Mapping your Cloud Assets using Google’s APIs in Go
If you’ve used Google’s Cloud, you’ve probably encountered their commandline tool. While you can achieve many things using just the
web cloud console, the gcloud command line
tool is flexible, scriptable, and (once you know how to use it), quicker
than the console.
For automation beyond a quick script, Google offer APIs in several programming languages. The client libraries for these APIs are generated automatically, so you get the same feature set no matter which of the supported languages you choose.
I recently wanted to explore the different machine types and their costs and I used several of the golang client APIs for this purpose (everything relevant is in the documentation, I just wanted to try the APIs really).
One of the challenges in using the Google APIs is that there are a lot of them, and I do not always know right away which one has the information I want. For a list of available machine types, you need the Compute API. The generated code is so large that it’s easier to download the file from github than to browse it there.

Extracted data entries
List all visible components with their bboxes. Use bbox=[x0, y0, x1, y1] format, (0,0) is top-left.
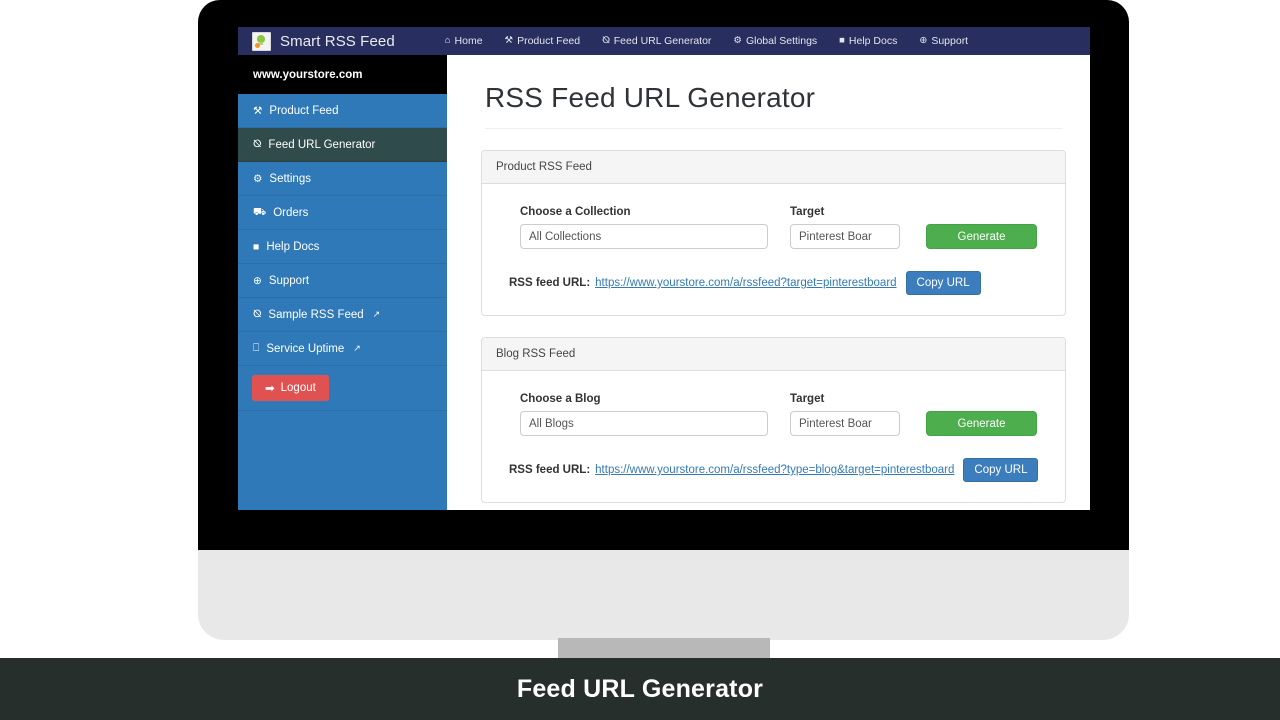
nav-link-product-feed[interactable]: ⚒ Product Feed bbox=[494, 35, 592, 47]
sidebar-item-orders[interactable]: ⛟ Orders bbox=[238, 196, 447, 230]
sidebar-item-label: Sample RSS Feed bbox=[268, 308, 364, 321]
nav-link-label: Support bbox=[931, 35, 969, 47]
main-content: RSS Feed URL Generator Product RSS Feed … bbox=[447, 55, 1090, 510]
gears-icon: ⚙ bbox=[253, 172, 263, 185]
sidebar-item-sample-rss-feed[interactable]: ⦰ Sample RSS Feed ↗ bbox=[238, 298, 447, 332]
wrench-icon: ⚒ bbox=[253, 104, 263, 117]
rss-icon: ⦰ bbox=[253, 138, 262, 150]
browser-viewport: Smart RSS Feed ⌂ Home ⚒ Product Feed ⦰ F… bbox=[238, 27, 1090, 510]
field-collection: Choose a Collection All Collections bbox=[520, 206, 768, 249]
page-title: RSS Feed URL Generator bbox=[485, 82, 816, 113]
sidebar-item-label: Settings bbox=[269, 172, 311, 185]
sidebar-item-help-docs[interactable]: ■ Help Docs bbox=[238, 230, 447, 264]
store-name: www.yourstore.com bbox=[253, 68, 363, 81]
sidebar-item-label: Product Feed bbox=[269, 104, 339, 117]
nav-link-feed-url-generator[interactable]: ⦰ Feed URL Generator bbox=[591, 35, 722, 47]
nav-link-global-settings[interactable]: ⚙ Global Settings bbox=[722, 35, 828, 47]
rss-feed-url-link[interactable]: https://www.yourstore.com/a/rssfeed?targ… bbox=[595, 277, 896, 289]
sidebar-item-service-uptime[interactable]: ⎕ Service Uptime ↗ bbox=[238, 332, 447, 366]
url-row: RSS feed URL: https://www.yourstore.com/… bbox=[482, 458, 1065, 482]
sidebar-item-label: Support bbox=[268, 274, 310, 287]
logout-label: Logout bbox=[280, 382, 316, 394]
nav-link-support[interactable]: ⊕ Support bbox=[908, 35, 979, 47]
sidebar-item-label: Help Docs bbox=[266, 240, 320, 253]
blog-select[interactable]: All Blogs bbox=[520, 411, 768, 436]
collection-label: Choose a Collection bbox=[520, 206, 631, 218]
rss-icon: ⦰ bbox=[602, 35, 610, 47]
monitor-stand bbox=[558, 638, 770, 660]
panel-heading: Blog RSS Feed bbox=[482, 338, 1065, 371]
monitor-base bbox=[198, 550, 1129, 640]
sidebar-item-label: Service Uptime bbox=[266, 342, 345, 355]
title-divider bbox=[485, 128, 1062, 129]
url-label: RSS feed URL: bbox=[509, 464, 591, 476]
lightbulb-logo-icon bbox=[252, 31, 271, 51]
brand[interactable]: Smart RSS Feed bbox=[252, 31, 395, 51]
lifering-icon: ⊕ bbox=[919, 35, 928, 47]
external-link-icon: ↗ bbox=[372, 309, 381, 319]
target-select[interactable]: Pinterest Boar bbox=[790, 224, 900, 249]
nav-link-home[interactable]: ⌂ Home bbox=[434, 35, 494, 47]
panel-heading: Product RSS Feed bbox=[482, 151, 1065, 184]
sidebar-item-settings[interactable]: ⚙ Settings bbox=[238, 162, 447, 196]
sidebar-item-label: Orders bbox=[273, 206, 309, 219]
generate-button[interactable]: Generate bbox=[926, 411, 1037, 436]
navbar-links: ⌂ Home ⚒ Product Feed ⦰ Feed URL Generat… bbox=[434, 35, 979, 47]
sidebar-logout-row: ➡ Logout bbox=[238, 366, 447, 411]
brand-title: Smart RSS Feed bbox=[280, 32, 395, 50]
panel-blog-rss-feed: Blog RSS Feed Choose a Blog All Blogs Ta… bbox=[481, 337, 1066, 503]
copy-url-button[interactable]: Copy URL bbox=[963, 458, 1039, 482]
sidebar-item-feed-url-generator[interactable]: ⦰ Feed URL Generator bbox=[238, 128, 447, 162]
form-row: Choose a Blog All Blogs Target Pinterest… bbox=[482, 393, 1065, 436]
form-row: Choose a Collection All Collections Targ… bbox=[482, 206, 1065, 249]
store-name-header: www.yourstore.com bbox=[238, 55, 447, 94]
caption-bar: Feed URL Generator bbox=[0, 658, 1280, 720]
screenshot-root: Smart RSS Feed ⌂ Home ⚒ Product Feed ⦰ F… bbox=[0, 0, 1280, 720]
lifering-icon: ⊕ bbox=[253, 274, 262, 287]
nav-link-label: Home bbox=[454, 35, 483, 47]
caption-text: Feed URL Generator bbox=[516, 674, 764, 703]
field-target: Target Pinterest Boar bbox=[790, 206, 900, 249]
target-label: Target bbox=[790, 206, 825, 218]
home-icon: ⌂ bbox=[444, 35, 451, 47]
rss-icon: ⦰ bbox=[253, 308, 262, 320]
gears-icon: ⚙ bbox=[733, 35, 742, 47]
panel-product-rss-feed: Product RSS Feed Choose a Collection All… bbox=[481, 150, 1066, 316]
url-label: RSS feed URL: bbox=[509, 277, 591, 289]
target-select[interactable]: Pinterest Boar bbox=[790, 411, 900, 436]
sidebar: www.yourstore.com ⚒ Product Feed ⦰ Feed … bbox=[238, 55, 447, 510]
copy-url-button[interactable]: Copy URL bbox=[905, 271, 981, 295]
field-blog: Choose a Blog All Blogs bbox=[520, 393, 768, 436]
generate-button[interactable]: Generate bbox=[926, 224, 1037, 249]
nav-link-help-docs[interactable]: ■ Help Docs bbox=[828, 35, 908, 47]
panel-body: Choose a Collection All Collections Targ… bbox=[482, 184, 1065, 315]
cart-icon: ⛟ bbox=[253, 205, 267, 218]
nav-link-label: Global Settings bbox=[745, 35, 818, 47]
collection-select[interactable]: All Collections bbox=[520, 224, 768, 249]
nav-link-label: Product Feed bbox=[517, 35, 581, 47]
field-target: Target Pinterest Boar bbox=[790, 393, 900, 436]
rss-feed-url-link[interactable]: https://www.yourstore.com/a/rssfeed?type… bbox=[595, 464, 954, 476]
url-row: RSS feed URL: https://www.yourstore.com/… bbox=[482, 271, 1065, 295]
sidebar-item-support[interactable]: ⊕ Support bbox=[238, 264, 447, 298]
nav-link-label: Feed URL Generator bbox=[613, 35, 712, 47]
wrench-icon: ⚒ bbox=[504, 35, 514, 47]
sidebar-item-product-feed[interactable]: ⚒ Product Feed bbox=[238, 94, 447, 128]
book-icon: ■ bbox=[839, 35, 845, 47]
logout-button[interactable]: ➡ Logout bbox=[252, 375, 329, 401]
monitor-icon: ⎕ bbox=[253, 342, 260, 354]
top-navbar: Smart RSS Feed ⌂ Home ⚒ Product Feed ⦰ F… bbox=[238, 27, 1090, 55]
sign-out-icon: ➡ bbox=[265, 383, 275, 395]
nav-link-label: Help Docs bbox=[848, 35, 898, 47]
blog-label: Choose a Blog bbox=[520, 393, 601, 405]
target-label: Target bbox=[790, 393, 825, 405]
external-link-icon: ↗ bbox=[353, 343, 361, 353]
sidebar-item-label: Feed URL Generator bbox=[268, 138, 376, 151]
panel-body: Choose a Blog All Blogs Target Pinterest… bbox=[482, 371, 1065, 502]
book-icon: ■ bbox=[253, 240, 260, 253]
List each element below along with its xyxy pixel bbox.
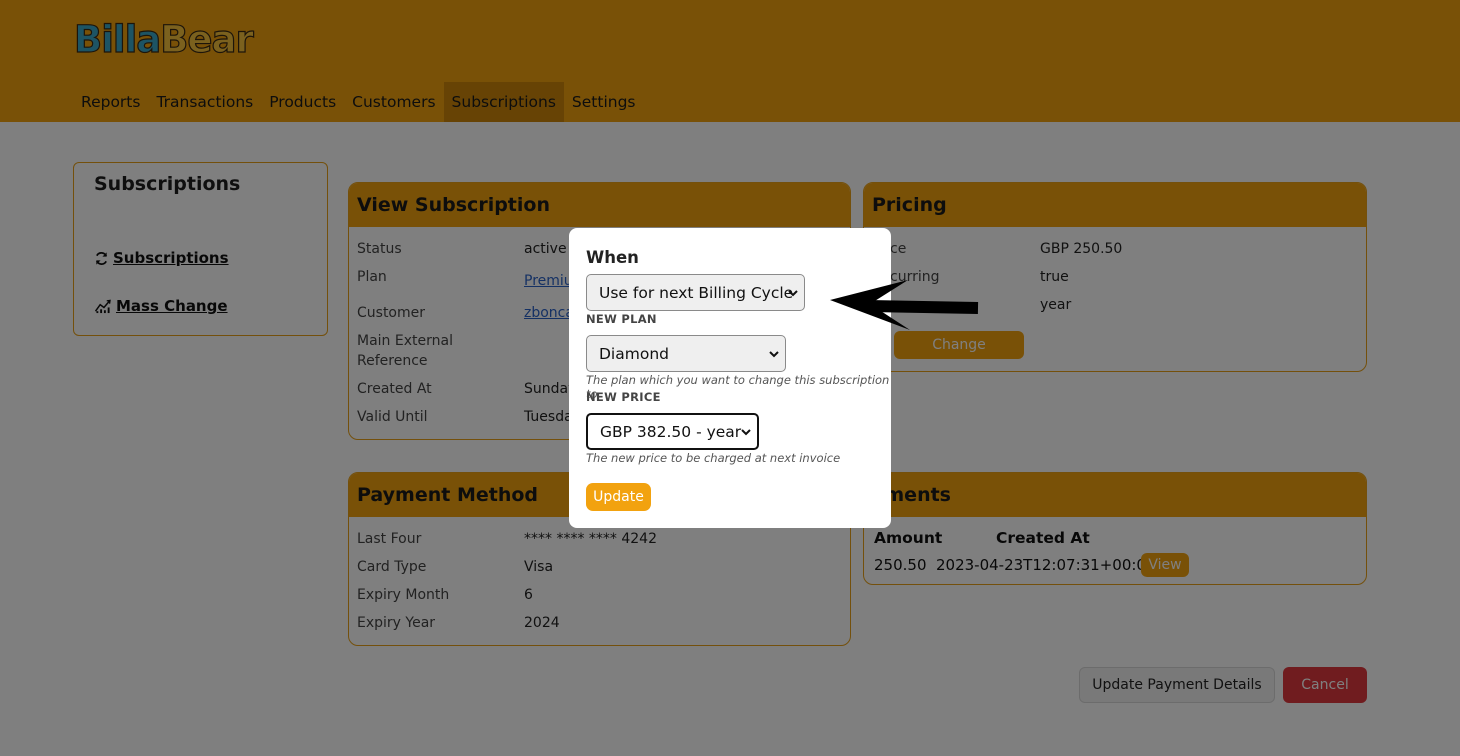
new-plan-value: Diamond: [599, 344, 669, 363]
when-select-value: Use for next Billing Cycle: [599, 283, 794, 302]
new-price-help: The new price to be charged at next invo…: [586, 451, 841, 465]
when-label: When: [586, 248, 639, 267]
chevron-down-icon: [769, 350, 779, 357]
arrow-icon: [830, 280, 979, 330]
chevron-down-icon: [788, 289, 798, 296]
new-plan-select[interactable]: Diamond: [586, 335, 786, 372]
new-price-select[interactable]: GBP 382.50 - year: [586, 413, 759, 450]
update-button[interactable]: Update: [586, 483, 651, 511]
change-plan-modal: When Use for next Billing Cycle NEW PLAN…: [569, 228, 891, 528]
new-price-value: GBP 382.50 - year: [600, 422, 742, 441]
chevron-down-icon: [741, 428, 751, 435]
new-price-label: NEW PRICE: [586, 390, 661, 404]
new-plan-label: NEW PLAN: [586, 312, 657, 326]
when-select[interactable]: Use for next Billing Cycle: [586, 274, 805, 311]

- **GIVEN REQUEST**
Pick up the post on mapping Google Cloud assets with the Go APIs right after its last sentence and keep writing it. You won't need the listing for this.

- **ANSWER TO THIS EXERCISE**
There is a Getting Started file, and most of the APIs also have an example page. Moreover, there is documentation about the APIs in general at cloud.google.com and you can follow links from there to language- or API-specific documentation.
However, I ran into a few things that weren’t in these guides, so I thought I’d write them down here.
Authentication
The Google API documentation always starts with several options for authentication.
I just create a service account, give it a minimal set of roles (for the
examples here, Compute Viewer and Monitoring Viewer are enough),
download a credentials .json file for it, and then run
export GOOGLE_APPLICATION_CREDENTIALS=./whatever.json
But if you want to go another route, this part of the API is absolutely thoroughly documented.
API Flavours and Versions
The golang APIs come in two flavours. The documentation for one flavour (“Google APIs Client Libraries”) lives under google.golang.org and the other one (“Cloud Client Libraries for Go”) lives under cloud.google.com/go.
As the name implies, the Cloud Client Libraries for Go focus on the cloud platform APIs. The Google APIs Client Libraries cover more APIs, and with a slightly different syntax, but the documentation says the cloud client libraries are “more idiomatic”. I’ll call these two flavours the “Cloud” vs. “API” flavours below.
So, hey, I’ll try both.
Besides the flavours, the APIs are also versioned, A few features may only
be available in a beta version or similar. For the compute service, I’ll
only be using v1 features here.
Both flavours offer functions that
- list all items of a given kind (e.g. machine types or VM instances)
- retrieve a particular item given its id
Depending on the API, you may also be able to create new items or modify existing ones, but I am only looking at retrieval for now.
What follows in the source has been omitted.